[Collected data entries]
━━━

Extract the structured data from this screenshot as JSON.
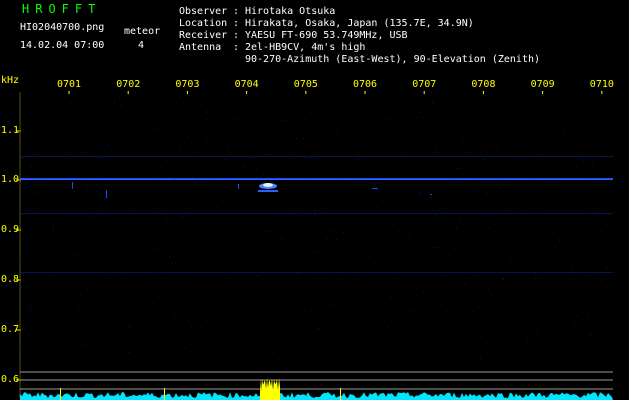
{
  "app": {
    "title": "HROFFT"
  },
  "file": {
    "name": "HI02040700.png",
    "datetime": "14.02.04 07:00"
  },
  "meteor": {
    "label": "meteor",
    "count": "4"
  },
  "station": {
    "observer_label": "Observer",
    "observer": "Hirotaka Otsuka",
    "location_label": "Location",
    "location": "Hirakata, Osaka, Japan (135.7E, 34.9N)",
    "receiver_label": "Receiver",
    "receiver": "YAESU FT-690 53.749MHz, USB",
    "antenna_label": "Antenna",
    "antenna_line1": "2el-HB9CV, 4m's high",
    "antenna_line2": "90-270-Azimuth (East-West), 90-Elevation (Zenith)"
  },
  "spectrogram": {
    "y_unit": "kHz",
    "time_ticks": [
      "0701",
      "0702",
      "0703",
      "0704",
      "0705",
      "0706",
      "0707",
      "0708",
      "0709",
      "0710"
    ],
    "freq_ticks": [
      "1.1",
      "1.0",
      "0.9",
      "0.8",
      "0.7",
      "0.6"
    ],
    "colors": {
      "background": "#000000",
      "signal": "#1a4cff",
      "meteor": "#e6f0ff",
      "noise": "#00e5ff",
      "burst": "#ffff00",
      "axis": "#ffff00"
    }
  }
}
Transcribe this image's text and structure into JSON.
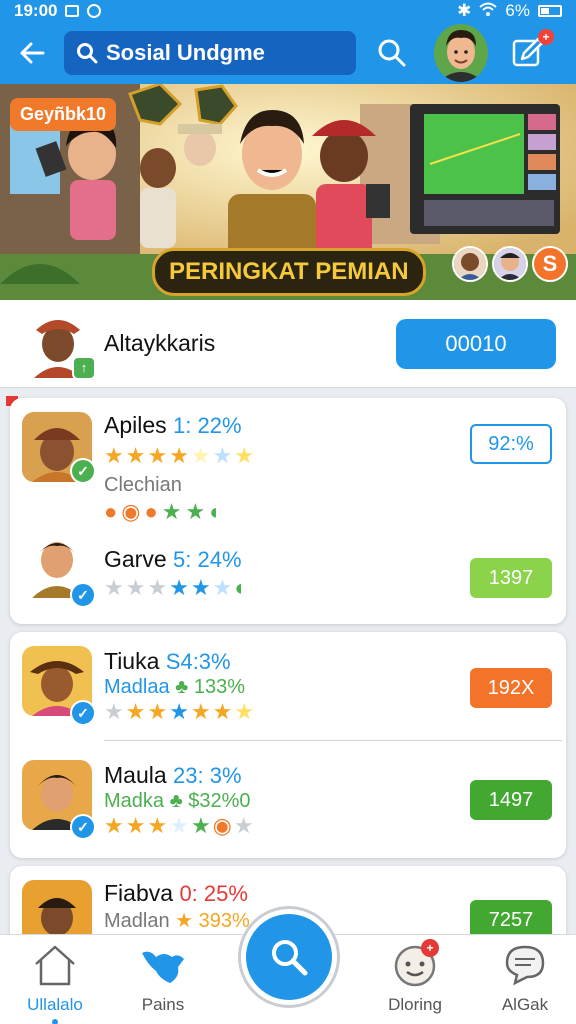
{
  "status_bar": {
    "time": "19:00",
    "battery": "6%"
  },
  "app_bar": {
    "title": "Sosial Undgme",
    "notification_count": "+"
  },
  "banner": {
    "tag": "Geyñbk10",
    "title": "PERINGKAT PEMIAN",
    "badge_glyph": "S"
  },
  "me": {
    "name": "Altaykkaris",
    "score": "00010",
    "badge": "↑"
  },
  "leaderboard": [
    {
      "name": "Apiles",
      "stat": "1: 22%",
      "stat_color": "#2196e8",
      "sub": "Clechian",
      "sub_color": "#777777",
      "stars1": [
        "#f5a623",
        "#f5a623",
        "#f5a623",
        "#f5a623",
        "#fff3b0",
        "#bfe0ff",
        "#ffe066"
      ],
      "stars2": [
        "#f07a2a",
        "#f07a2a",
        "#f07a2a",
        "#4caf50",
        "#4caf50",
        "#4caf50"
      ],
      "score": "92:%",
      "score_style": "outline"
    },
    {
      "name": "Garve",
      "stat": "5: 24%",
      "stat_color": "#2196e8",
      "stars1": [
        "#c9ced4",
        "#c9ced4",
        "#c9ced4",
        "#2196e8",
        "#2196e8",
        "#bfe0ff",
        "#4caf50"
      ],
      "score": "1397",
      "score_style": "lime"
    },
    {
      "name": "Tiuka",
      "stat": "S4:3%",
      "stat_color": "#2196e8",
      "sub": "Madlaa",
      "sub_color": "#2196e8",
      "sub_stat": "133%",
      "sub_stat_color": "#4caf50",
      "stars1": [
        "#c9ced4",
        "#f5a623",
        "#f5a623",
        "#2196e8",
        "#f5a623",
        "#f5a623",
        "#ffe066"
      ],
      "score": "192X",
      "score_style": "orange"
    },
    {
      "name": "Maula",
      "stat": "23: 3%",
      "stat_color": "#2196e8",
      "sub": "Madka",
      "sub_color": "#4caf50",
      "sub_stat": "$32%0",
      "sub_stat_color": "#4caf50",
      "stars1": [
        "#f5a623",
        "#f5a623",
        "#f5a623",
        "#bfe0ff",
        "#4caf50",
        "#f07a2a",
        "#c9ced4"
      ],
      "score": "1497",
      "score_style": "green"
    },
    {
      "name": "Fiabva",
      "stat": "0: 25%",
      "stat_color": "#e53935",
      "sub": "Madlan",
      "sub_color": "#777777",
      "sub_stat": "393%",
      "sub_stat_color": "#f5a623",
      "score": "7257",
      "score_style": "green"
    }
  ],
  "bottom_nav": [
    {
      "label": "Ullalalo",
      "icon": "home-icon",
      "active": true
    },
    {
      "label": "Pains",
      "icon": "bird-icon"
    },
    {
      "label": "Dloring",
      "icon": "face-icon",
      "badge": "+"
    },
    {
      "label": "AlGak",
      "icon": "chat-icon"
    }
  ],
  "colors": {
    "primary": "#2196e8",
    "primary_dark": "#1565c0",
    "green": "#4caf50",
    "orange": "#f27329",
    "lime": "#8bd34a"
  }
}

━━━

Using the data above, write out every line exactly, leaving the images behind.

### WRITTEN SOLUTION
Extract the structured data from this screenshot as JSON.
{
  "app": {
    "title": "HROFFT"
  },
  "file": {
    "name": "HI02040700.png",
    "datetime": "14.02.04 07:00"
  },
  "meteor": {
    "label": "meteor",
    "count": "4"
  },
  "station": {
    "observer_label": "Observer",
    "observer": "Hirotaka Otsuka",
    "location_label": "Location",
    "location": "Hirakata, Osaka, Japan (135.7E, 34.9N)",
    "receiver_label": "Receiver",
    "receiver": "YAESU FT-690 53.749MHz, USB",
    "antenna_label": "Antenna",
    "antenna_line1": "2el-HB9CV, 4m's high",
    "antenna_line2": "90-270-Azimuth (East-West), 90-Elevation (Zenith)"
  },
  "spectrogram": {
    "y_unit": "kHz",
    "time_ticks": [
      "0701",
      "0702",
      "0703",
      "0704",
      "0705",
      "0706",
      "0707",
      "0708",
      "0709",
      "0710"
    ],
    "freq_ticks": [
      "1.1",
      "1.0",
      "0.9",
      "0.8",
      "0.7",
      "0.6"
    ],
    "colors": {
      "background": "#000000",
      "signal": "#1a4cff",
      "meteor": "#e6f0ff",
      "noise": "#00e5ff",
      "burst": "#ffff00",
      "axis": "#ffff00"
    }
  }
}
Transcribe this image's text and structure into JSON.
{
  "status_bar": {
    "time": "19:00",
    "battery": "6%"
  },
  "app_bar": {
    "title": "Sosial Undgme",
    "notification_count": "+"
  },
  "banner": {
    "tag": "Geyñbk10",
    "title": "PERINGKAT PEMIAN",
    "badge_glyph": "S"
  },
  "me": {
    "name": "Altaykkaris",
    "score": "00010",
    "badge": "↑"
  },
  "leaderboard": [
    {
      "name": "Apiles",
      "stat": "1: 22%",
      "stat_color": "#2196e8",
      "sub": "Clechian",
      "sub_color": "#777777",
      "stars1": [
        "#f5a623",
        "#f5a623",
        "#f5a623",
        "#f5a623",
        "#fff3b0",
        "#bfe0ff",
        "#ffe066"
      ],
      "stars2": [
        "#f07a2a",
        "#f07a2a",
        "#f07a2a",
        "#4caf50",
        "#4caf50",
        "#4caf50"
      ],
      "score": "92:%",
      "score_style": "outline"
    },
    {
      "name": "Garve",
      "stat": "5: 24%",
      "stat_color": "#2196e8",
      "stars1": [
        "#c9ced4",
        "#c9ced4",
        "#c9ced4",
        "#2196e8",
        "#2196e8",
        "#bfe0ff",
        "#4caf50"
      ],
      "score": "1397",
      "score_style": "lime"
    },
    {
      "name": "Tiuka",
      "stat": "S4:3%",
      "stat_color": "#2196e8",
      "sub": "Madlaa",
      "sub_color": "#2196e8",
      "sub_stat": "133%",
      "sub_stat_color": "#4caf50",
      "stars1": [
        "#c9ced4",
        "#f5a623",
        "#f5a623",
        "#2196e8",
        "#f5a623",
        "#f5a623",
        "#ffe066"
      ],
      "score": "192X",
      "score_style": "orange"
    },
    {
      "name": "Maula",
      "stat": "23: 3%",
      "stat_color": "#2196e8",
      "sub": "Madka",
      "sub_color": "#4caf50",
      "sub_stat": "$32%0",
      "sub_stat_color": "#4caf50",
      "stars1": [
        "#f5a623",
        "#f5a623",
        "#f5a623",
        "#bfe0ff",
        "#4caf50",
        "#f07a2a",
        "#c9ced4"
      ],
      "score": "1497",
      "score_style": "green"
    },
    {
      "name": "Fiabva",
      "stat": "0: 25%",
      "stat_color": "#e53935",
      "sub": "Madlan",
      "sub_color": "#777777",
      "sub_stat": "393%",
      "sub_stat_color": "#f5a623",
      "score": "7257",
      "score_style": "green"
    }
  ],
  "bottom_nav": [
    {
      "label": "Ullalalo",
      "icon": "home-icon",
      "active": true
    },
    {
      "label": "Pains",
      "icon": "bird-icon"
    },
    {
      "label": "Dloring",
      "icon": "face-icon",
      "badge": "+"
    },
    {
      "label": "AlGak",
      "icon": "chat-icon"
    }
  ],
  "colors": {
    "primary": "#2196e8",
    "primary_dark": "#1565c0",
    "green": "#4caf50",
    "orange": "#f27329",
    "lime": "#8bd34a"
  }
}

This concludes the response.